## Begin

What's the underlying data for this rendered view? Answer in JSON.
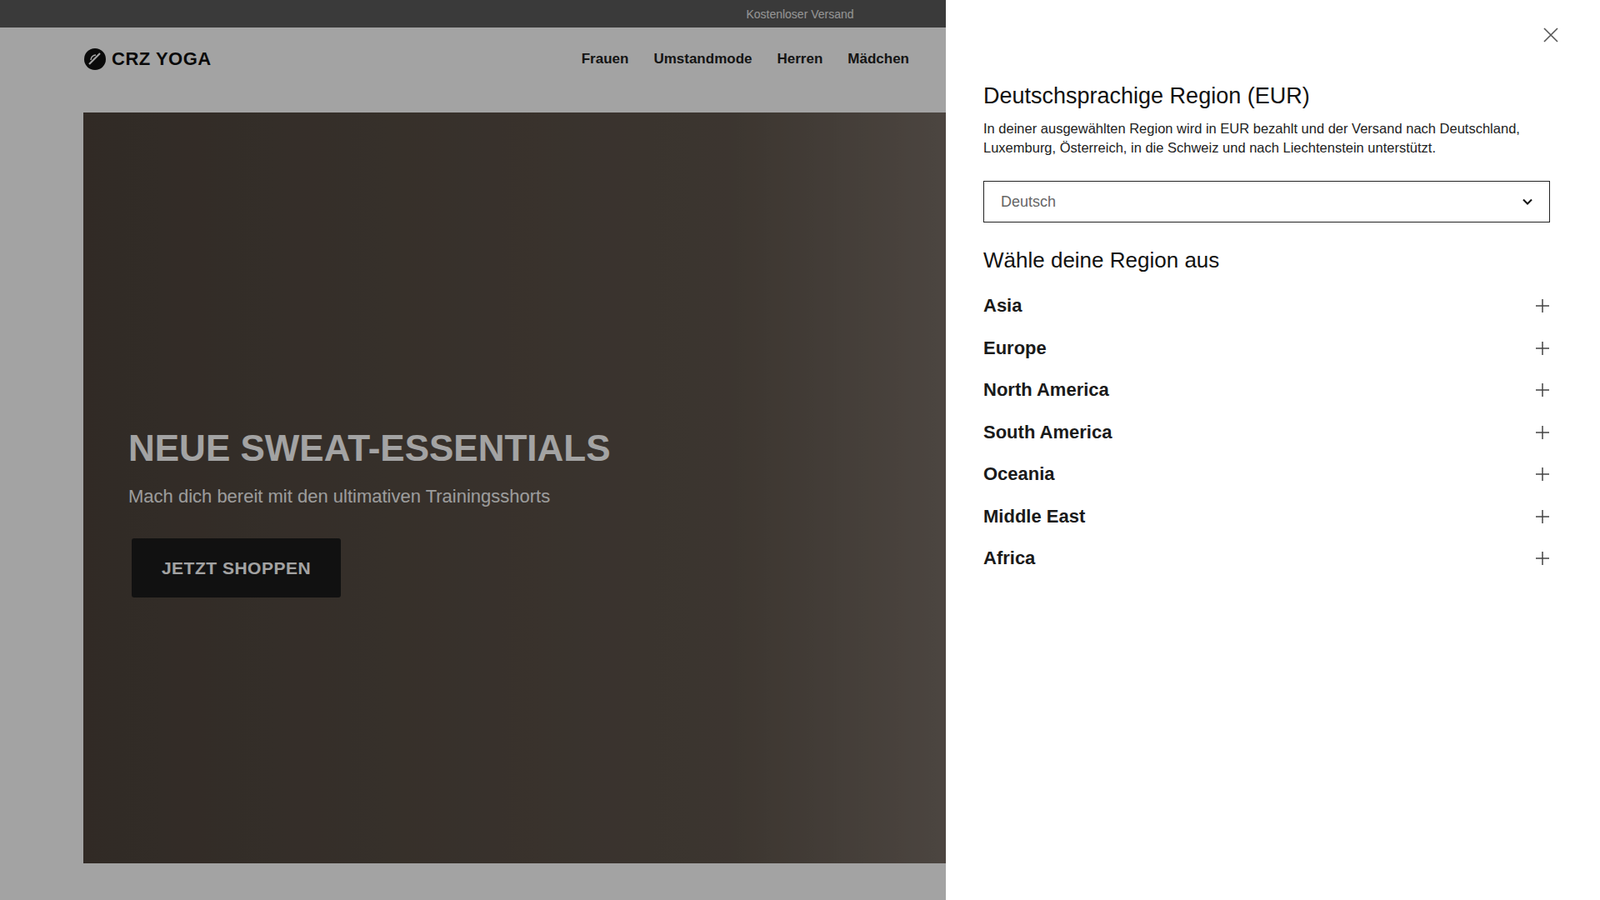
{
  "topbar": {
    "text": "Kostenloser Versand"
  },
  "header": {
    "logo": "CRZ YOGA",
    "nav": [
      "Frauen",
      "Umstandmode",
      "Herren",
      "Mädchen"
    ]
  },
  "hero": {
    "title": "NEUE SWEAT-ESSENTIALS",
    "subtitle": "Mach dich bereit mit den ultimativen Trainingsshorts",
    "button": "JETZT SHOPPEN"
  },
  "panel": {
    "title": "Deutschsprachige Region (EUR)",
    "description": "In deiner ausgewählten Region wird in EUR bezahlt und der Versand nach Deutschland, Luxemburg, Österreich, in die Schweiz und nach Liechtenstein unterstützt.",
    "language": "Deutsch",
    "region_heading": "Wähle deine Region aus",
    "regions": [
      {
        "label": "Asia",
        "expanded": false
      },
      {
        "label": "Europe",
        "expanded": false
      },
      {
        "label": "North America",
        "expanded": false
      },
      {
        "label": "South America",
        "expanded": false
      },
      {
        "label": "Oceania",
        "expanded": false
      },
      {
        "label": "Middle East",
        "expanded": false
      },
      {
        "label": "Africa",
        "expanded": false
      }
    ]
  }
}
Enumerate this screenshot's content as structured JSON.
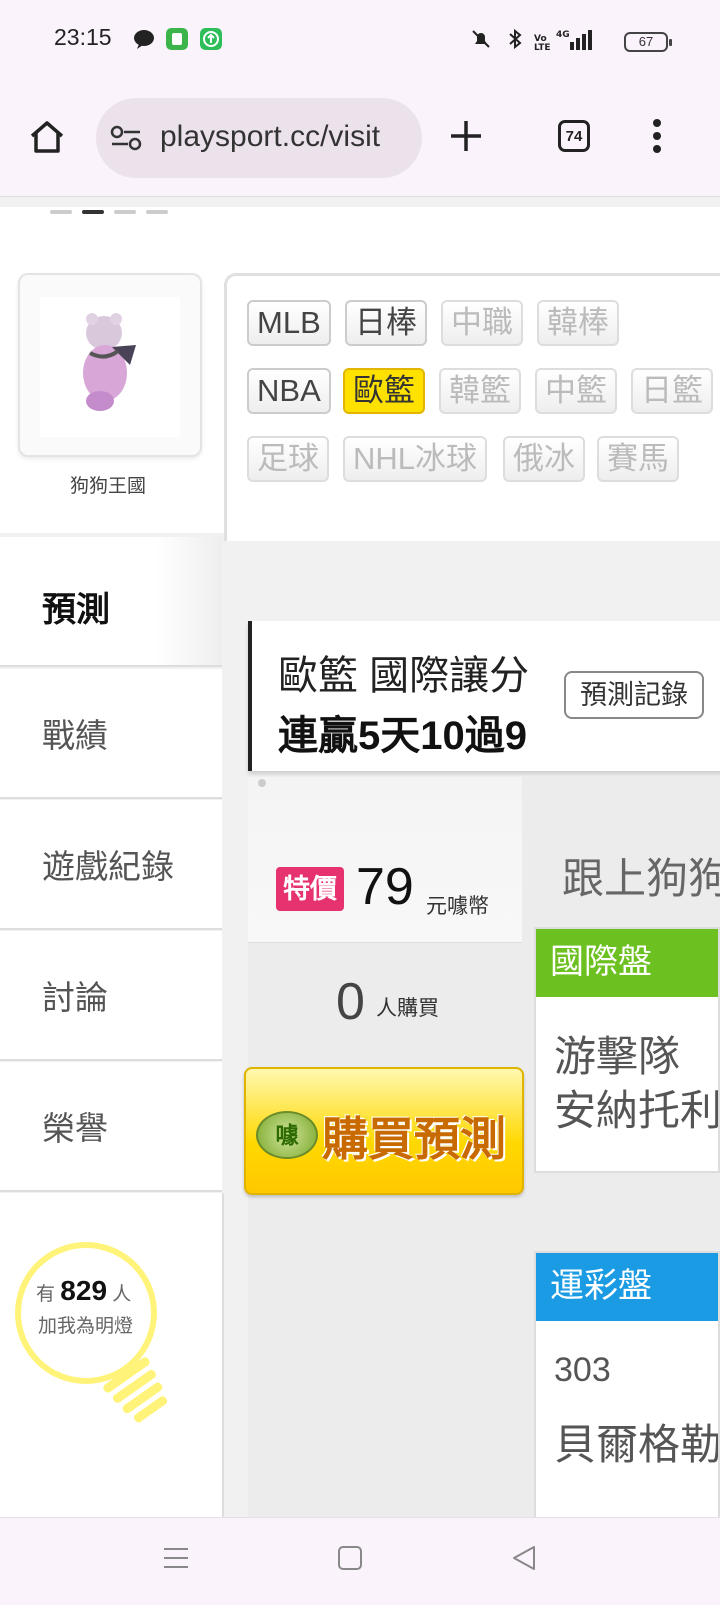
{
  "status_bar": {
    "time": "23:15",
    "battery": "67"
  },
  "browser": {
    "url": "playsport.cc/visit",
    "tab_count": "74"
  },
  "user": {
    "name": "狗狗王國"
  },
  "sidebar": {
    "items": [
      {
        "label": "預測"
      },
      {
        "label": "戰績"
      },
      {
        "label": "遊戲紀錄"
      },
      {
        "label": "討論"
      },
      {
        "label": "榮譽"
      }
    ]
  },
  "categories": {
    "row1": [
      "MLB",
      "日棒",
      "中職",
      "韓棒"
    ],
    "row2": [
      "NBA",
      "歐籃",
      "韓籃",
      "中籃",
      "日籃"
    ],
    "row3": [
      "足球",
      "NHL冰球",
      "俄冰",
      "賽馬"
    ],
    "selected": "歐籃"
  },
  "headline": {
    "line1": "歐籃 國際讓分",
    "line2": "連贏5天10過9",
    "record_button": "預測記錄"
  },
  "price": {
    "badge": "特價",
    "amount": "79",
    "currency": "元噱幣",
    "buyers": "0",
    "buyers_label": "人購買",
    "buy_button": "購買預測",
    "coin_label": "噱"
  },
  "follow_text": "跟上狗狗",
  "panels": [
    {
      "header": "國際盤",
      "color": "#6cc01f",
      "row1": "游擊隊",
      "row2": "安納托利"
    },
    {
      "header": "運彩盤",
      "color": "#1b9be3",
      "row1": "303",
      "row2": "貝爾格勒"
    }
  ],
  "fans": {
    "prefix": "有",
    "count": "829",
    "suffix": "人",
    "line2": "加我為明燈"
  }
}
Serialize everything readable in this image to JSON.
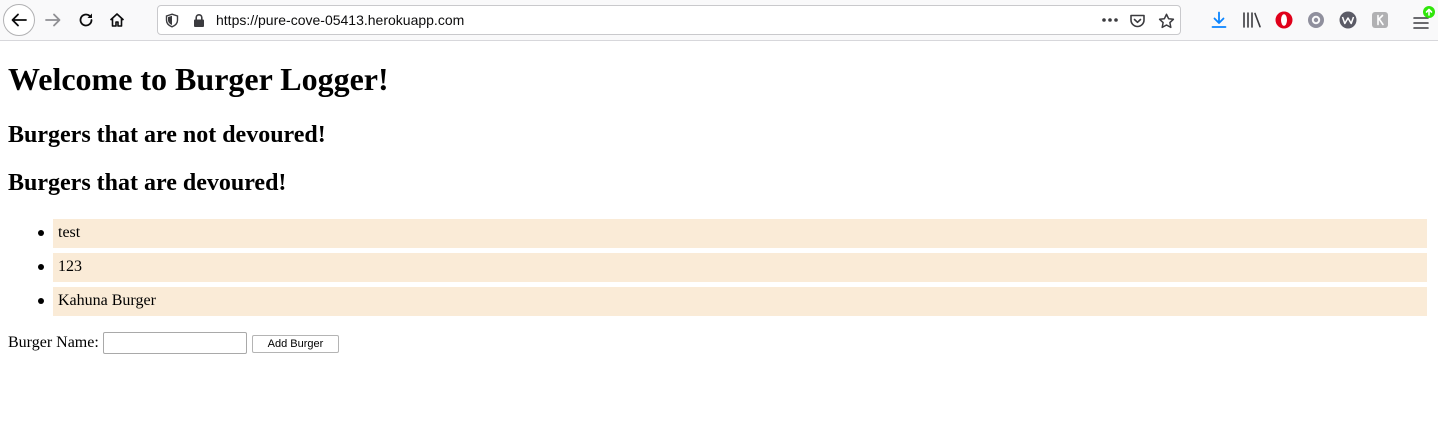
{
  "browser": {
    "url": "https://pure-cove-05413.herokuapp.com",
    "icons": [
      "back-icon",
      "forward-icon",
      "reload-icon",
      "home-icon",
      "shield-icon",
      "lock-icon",
      "more-icon",
      "pocket-icon",
      "bookmark-star-icon",
      "download-icon",
      "library-icon",
      "opera-icon",
      "extension-gear-icon",
      "extension-w-icon",
      "extension-icon",
      "menu-icon"
    ],
    "accent": "#0a84ff"
  },
  "page": {
    "title": "Welcome to Burger Logger!",
    "not_devoured_heading": "Burgers that are not devoured!",
    "devoured_heading": "Burgers that are devoured!",
    "devoured_burgers": [
      {
        "name": "test"
      },
      {
        "name": "123"
      },
      {
        "name": "Kahuna Burger"
      }
    ],
    "item_background": "#faebd7",
    "form": {
      "label": "Burger Name:",
      "input_value": "",
      "button_label": "Add Burger"
    }
  }
}
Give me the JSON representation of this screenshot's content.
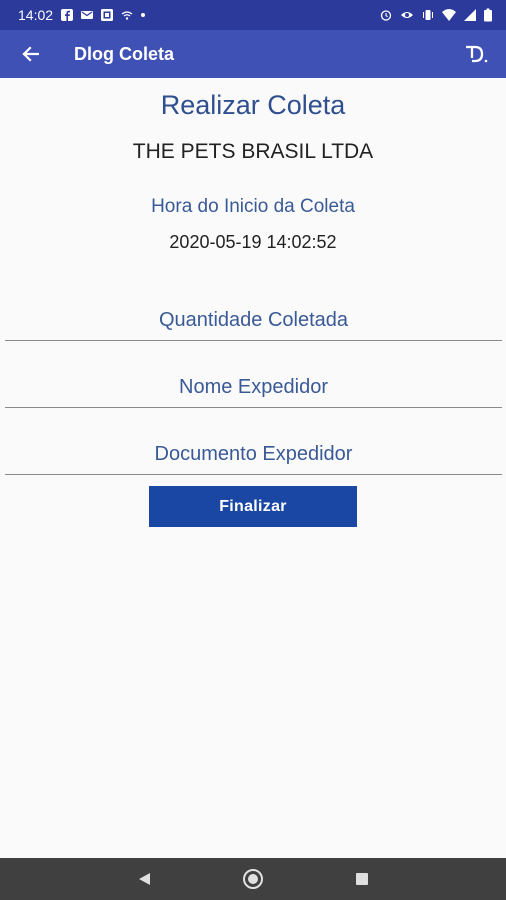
{
  "status_bar": {
    "time": "14:02",
    "left_icons": [
      "facebook-icon",
      "mail-icon",
      "photo-icon",
      "wifi-settings-icon",
      "dot-icon"
    ],
    "right_icons": [
      "alarm-icon",
      "eye-icon",
      "vibrate-icon",
      "wifi-icon",
      "signal-icon",
      "battery-icon"
    ]
  },
  "app_bar": {
    "title": "Dlog Coleta",
    "back_icon": "arrow-left-icon",
    "logo": "dlog-logo"
  },
  "main": {
    "page_title": "Realizar Coleta",
    "company": "THE PETS BRASIL LTDA",
    "start_label": "Hora do Inicio da Coleta",
    "start_value": "2020-05-19 14:02:52",
    "quantity_placeholder": "Quantidade Coletada",
    "name_placeholder": "Nome Expedidor",
    "document_placeholder": "Documento Expedidor",
    "finish_label": "Finalizar"
  },
  "nav_bar": {
    "buttons": [
      "back-triangle-icon",
      "home-circle-icon",
      "recents-square-icon"
    ]
  },
  "colors": {
    "status_bar": "#2c3a9c",
    "app_bar": "#3f51b5",
    "accent_text": "#3a5a97",
    "button": "#1a47a3",
    "nav_bar": "#404040"
  }
}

## End

WHAT THE EXERCISE ASKS:
All of the material above is to be copied exactly, except for its images.

PROBLEM SOLUTION:
What's the underlying data for this rendered view? Answer in JSON.
{
  "topbar": {
    "text": "Kostenloser Versand"
  },
  "header": {
    "logo": "CRZ YOGA",
    "nav": [
      "Frauen",
      "Umstandmode",
      "Herren",
      "Mädchen"
    ]
  },
  "hero": {
    "title": "NEUE SWEAT-ESSENTIALS",
    "subtitle": "Mach dich bereit mit den ultimativen Trainingsshorts",
    "button": "JETZT SHOPPEN"
  },
  "panel": {
    "title": "Deutschsprachige Region (EUR)",
    "description": "In deiner ausgewählten Region wird in EUR bezahlt und der Versand nach Deutschland, Luxemburg, Österreich, in die Schweiz und nach Liechtenstein unterstützt.",
    "language": "Deutsch",
    "region_heading": "Wähle deine Region aus",
    "regions": [
      {
        "label": "Asia",
        "expanded": false
      },
      {
        "label": "Europe",
        "expanded": false
      },
      {
        "label": "North America",
        "expanded": false
      },
      {
        "label": "South America",
        "expanded": false
      },
      {
        "label": "Oceania",
        "expanded": false
      },
      {
        "label": "Middle East",
        "expanded": false
      },
      {
        "label": "Africa",
        "expanded": false
      }
    ]
  }
}
Enumerate this screenshot's content as structured JSON.
{
  "status_bar": {
    "time": "23:15",
    "battery": "67"
  },
  "browser": {
    "url": "playsport.cc/visit",
    "tab_count": "74"
  },
  "user": {
    "name": "狗狗王國"
  },
  "sidebar": {
    "items": [
      {
        "label": "預測"
      },
      {
        "label": "戰績"
      },
      {
        "label": "遊戲紀錄"
      },
      {
        "label": "討論"
      },
      {
        "label": "榮譽"
      }
    ]
  },
  "categories": {
    "row1": [
      "MLB",
      "日棒",
      "中職",
      "韓棒"
    ],
    "row2": [
      "NBA",
      "歐籃",
      "韓籃",
      "中籃",
      "日籃"
    ],
    "row3": [
      "足球",
      "NHL冰球",
      "俄冰",
      "賽馬"
    ],
    "selected": "歐籃"
  },
  "headline": {
    "line1": "歐籃 國際讓分",
    "line2": "連贏5天10過9",
    "record_button": "預測記錄"
  },
  "price": {
    "badge": "特價",
    "amount": "79",
    "currency": "元噱幣",
    "buyers": "0",
    "buyers_label": "人購買",
    "buy_button": "購買預測",
    "coin_label": "噱"
  },
  "follow_text": "跟上狗狗",
  "panels": [
    {
      "header": "國際盤",
      "color": "#6cc01f",
      "row1": "游擊隊",
      "row2": "安納托利"
    },
    {
      "header": "運彩盤",
      "color": "#1b9be3",
      "row1": "303",
      "row2": "貝爾格勒"
    }
  ],
  "fans": {
    "prefix": "有",
    "count": "829",
    "suffix": "人",
    "line2": "加我為明燈"
  }
}
Serialize everything readable in this image to JSON.
{
  "browser": {
    "url": "https://pure-cove-05413.herokuapp.com",
    "icons": [
      "back-icon",
      "forward-icon",
      "reload-icon",
      "home-icon",
      "shield-icon",
      "lock-icon",
      "more-icon",
      "pocket-icon",
      "bookmark-star-icon",
      "download-icon",
      "library-icon",
      "opera-icon",
      "extension-gear-icon",
      "extension-w-icon",
      "extension-icon",
      "menu-icon"
    ],
    "accent": "#0a84ff"
  },
  "page": {
    "title": "Welcome to Burger Logger!",
    "not_devoured_heading": "Burgers that are not devoured!",
    "devoured_heading": "Burgers that are devoured!",
    "devoured_burgers": [
      {
        "name": "test"
      },
      {
        "name": "123"
      },
      {
        "name": "Kahuna Burger"
      }
    ],
    "item_background": "#faebd7",
    "form": {
      "label": "Burger Name:",
      "input_value": "",
      "button_label": "Add Burger"
    }
  }
}
Give me the JSON representation of this screenshot's content.
{
  "status_bar": {
    "time": "14:02",
    "left_icons": [
      "facebook-icon",
      "mail-icon",
      "photo-icon",
      "wifi-settings-icon",
      "dot-icon"
    ],
    "right_icons": [
      "alarm-icon",
      "eye-icon",
      "vibrate-icon",
      "wifi-icon",
      "signal-icon",
      "battery-icon"
    ]
  },
  "app_bar": {
    "title": "Dlog Coleta",
    "back_icon": "arrow-left-icon",
    "logo": "dlog-logo"
  },
  "main": {
    "page_title": "Realizar Coleta",
    "company": "THE PETS BRASIL LTDA",
    "start_label": "Hora do Inicio da Coleta",
    "start_value": "2020-05-19 14:02:52",
    "quantity_placeholder": "Quantidade Coletada",
    "name_placeholder": "Nome Expedidor",
    "document_placeholder": "Documento Expedidor",
    "finish_label": "Finalizar"
  },
  "nav_bar": {
    "buttons": [
      "back-triangle-icon",
      "home-circle-icon",
      "recents-square-icon"
    ]
  },
  "colors": {
    "status_bar": "#2c3a9c",
    "app_bar": "#3f51b5",
    "accent_text": "#3a5a97",
    "button": "#1a47a3",
    "nav_bar": "#404040"
  }
}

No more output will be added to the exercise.